• **To do**:
1. List every activity the chapter summary quotes or reports Tom naming as part of the "bully time" pirates have.
2. Answer these questions from the chapter summary, one line each:
(a) Why was Joe Harper punished by his mother?
(b) What does Huck make his pipe from?
(c) What does Tom believe the caterpillar crawling over him means?
3. Write the next part of the chapter summary, starting right after Tom and Huck eat their fish for breakfast.

Chapter 13
Tom feels rejected and full of sorrow. He meets Joe Harper, who is also feeling sorry for himself after his mother punished him for a crime he claims he did not do. Tom persuades Joe to join him in becoming a pirate on the uninhabited Jackson's Island in the Mississippi river. Huck agrees to go too. They take a raft and steer it to the island, calling out improvised nautical commands as they go. At around 2 o'clock in the morning they land on the island, make a fire and cook some bacon that Joe Harper has stolen from home. They reflect on the life of freedom enjoyed by pirates, who do not have to get up in the mornings, go to school, and wash. Pirates, says Tom, "have just a bully time," burning ships, killing people, burying treasure and taking beautiful women to their island.
Huck makes a pipe out of a corn cob, which he loads with tobacco and smokes. The other boys envy him and resolve to begin smoking themselves. Eventually, they feel drowsy and lie down, but find it difficult to sleep because their consciences tell them that they have done wrong in running away and stealing meat. They make up their minds that their brand of piracy will exclude stealing, and then they fall asleep.
Chapter 14
Next morning, Tom awakes and observes the bug life around him. A caterpillar crawls over him, which he superstitiously interprets as meaning he will have new clothes - a pirate's outfit. Tom wakes the others and they bathe in the river. They are happy to see that their raft has floated off, as this means that they cannot easily return to "civilization." Tom and Huck catch some fish, which they eat for breakfast.

• **Stored rows**:
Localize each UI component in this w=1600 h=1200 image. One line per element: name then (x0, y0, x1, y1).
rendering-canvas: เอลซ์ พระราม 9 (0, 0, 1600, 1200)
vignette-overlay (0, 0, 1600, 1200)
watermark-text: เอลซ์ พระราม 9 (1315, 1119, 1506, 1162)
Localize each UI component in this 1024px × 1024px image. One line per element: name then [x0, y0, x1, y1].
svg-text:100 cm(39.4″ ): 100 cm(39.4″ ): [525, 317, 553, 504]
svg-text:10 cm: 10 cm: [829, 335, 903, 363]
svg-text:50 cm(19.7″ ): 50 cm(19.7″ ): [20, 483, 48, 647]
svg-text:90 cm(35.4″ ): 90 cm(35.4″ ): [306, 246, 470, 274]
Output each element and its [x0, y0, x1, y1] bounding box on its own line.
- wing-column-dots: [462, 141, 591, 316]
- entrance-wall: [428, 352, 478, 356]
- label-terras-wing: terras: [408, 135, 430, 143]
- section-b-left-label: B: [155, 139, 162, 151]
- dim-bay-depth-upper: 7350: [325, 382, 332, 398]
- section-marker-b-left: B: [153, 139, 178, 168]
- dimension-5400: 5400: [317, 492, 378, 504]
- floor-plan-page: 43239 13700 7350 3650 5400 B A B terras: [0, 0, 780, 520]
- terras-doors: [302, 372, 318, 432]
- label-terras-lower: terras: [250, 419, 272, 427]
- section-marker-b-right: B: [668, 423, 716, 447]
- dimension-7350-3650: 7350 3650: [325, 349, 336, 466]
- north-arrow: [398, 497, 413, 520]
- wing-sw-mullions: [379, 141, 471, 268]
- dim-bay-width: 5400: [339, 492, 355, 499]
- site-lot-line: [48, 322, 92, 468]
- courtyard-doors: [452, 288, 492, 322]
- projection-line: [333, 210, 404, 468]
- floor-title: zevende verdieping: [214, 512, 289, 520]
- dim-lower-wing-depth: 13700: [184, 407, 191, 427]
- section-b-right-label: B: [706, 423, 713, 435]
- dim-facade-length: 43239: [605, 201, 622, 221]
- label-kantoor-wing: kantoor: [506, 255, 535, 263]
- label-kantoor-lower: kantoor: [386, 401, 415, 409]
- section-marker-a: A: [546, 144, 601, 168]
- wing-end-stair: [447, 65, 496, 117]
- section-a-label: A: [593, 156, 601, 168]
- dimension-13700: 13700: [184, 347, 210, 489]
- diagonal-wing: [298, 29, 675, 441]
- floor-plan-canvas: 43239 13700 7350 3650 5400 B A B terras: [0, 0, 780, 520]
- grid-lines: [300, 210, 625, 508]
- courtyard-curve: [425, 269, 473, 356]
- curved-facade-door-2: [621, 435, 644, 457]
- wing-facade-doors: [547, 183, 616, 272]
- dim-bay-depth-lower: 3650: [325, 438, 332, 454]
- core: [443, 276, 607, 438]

• **Outputs for the tasks**:
1.
Burning ships
Killing people
Burying treasure
Taking beautiful women to their island

2.
(a) For a crime he claims he did not do.
(b) A corn cob.
(c) That he will have new clothes, a pirate's outfit.

3.
By the afternoon, the boys are beginning to feel lonely and homesick, though none will admit it. They hear a strange booming sound and see a large number of boats on the river. The booming sound is coming from the steam ferry-boat: a cannon is being fired over the water in line with the superstitious belief that it will bring any drowned corpse to the surface. The boys realize that the townspeople are searching for them in the assumption that they have drowned. Instantly, they feel like heroes, and triumph in the thought that tears are being shed for them. But after supper, as it grows dark, they start to think of the people at home who will be missing them. Joe broaches the subject of going home, but Tom is contemptuous of the idea, and is backed up by Huck. After Joe and Huck are asleep, Tom decides to visit home to check on reactions to his absence. He writes two notes on some sycamore bark. He puts one into Joe's hat and the other in his pocket before running to the shallow water at the sand-bar.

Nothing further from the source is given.